- DIRECTION
Collect each line of the entries that holds the string "frac".

- TASK INPUT
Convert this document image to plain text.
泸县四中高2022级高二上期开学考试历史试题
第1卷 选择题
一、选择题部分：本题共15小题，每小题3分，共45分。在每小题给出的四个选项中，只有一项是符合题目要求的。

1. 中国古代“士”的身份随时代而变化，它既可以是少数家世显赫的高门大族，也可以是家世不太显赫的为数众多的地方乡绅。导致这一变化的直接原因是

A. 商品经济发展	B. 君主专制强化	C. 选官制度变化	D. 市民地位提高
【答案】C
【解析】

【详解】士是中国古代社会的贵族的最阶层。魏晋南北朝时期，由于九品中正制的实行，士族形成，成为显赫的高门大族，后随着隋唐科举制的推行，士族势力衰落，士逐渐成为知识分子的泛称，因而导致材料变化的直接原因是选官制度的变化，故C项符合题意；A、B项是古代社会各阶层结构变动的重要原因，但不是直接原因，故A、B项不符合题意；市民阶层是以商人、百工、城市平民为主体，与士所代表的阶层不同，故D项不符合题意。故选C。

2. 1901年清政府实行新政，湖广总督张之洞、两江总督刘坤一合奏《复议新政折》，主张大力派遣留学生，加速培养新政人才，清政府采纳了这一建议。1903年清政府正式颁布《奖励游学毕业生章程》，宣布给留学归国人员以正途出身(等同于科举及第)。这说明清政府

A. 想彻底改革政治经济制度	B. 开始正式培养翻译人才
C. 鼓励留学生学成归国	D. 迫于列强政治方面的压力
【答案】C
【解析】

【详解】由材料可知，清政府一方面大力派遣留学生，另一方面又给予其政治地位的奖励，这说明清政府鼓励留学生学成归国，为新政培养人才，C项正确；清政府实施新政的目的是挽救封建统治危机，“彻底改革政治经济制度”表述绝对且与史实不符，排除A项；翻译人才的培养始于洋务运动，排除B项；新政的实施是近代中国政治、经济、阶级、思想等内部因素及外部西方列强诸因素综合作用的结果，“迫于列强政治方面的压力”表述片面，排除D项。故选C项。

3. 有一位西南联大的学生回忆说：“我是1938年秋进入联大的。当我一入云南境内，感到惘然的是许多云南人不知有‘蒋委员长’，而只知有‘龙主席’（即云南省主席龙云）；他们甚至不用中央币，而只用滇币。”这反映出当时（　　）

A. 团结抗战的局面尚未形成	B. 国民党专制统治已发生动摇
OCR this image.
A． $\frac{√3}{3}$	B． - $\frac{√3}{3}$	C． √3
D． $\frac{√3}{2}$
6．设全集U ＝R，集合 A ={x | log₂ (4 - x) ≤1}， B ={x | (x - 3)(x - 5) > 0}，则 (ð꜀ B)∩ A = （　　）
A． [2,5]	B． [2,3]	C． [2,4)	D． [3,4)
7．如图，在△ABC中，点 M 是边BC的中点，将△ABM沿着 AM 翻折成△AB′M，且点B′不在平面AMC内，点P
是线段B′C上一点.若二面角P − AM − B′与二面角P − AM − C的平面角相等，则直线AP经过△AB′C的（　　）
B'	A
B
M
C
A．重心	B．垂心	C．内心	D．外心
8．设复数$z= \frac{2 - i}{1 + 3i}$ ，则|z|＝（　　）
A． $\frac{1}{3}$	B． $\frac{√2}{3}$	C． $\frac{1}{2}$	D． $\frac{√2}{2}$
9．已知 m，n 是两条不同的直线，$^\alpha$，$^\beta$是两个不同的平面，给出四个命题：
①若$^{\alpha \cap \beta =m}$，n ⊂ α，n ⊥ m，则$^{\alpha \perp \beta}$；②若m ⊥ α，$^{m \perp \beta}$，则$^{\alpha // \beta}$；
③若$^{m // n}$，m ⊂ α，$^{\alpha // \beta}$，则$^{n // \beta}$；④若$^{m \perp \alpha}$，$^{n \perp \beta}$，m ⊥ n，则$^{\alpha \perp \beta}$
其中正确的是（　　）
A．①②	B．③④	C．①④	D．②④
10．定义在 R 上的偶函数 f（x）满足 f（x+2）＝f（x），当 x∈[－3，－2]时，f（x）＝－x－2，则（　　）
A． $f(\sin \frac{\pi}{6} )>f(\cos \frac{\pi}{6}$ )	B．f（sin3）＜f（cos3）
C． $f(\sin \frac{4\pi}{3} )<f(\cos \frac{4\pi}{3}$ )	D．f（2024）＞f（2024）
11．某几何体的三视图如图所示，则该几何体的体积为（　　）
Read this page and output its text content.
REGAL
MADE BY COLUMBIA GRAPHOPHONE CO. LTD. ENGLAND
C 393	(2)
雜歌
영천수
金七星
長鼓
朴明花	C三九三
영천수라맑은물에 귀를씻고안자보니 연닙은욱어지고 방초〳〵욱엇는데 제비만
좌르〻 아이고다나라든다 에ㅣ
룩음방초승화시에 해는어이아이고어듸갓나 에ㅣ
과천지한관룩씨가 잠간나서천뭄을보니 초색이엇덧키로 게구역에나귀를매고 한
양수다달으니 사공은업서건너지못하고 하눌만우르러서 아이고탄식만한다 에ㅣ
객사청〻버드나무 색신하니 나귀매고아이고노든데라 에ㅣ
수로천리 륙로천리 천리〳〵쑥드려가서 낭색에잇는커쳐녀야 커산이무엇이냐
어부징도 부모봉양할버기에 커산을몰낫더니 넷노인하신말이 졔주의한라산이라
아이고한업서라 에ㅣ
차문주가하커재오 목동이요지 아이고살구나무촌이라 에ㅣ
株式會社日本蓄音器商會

- THE RESPONSE
A． $\frac{√3}{3}$	B． - $\frac{√3}{3}$	C． √3
D． $\frac{√3}{2}$
8．设复数$z= \frac{2 - i}{1 + 3i}$ ，则|z|＝（　　）
A． $\frac{1}{3}$	B． $\frac{√2}{3}$	C． $\frac{1}{2}$	D． $\frac{√2}{2}$
A． $f(\sin \frac{\pi}{6} )>f(\cos \frac{\pi}{6}$ )	B．f（sin3）＜f（cos3）
C． $f(\sin \frac{4\pi}{3} )<f(\cos \frac{4\pi}{3}$ )	D．f（2024）＞f（2024）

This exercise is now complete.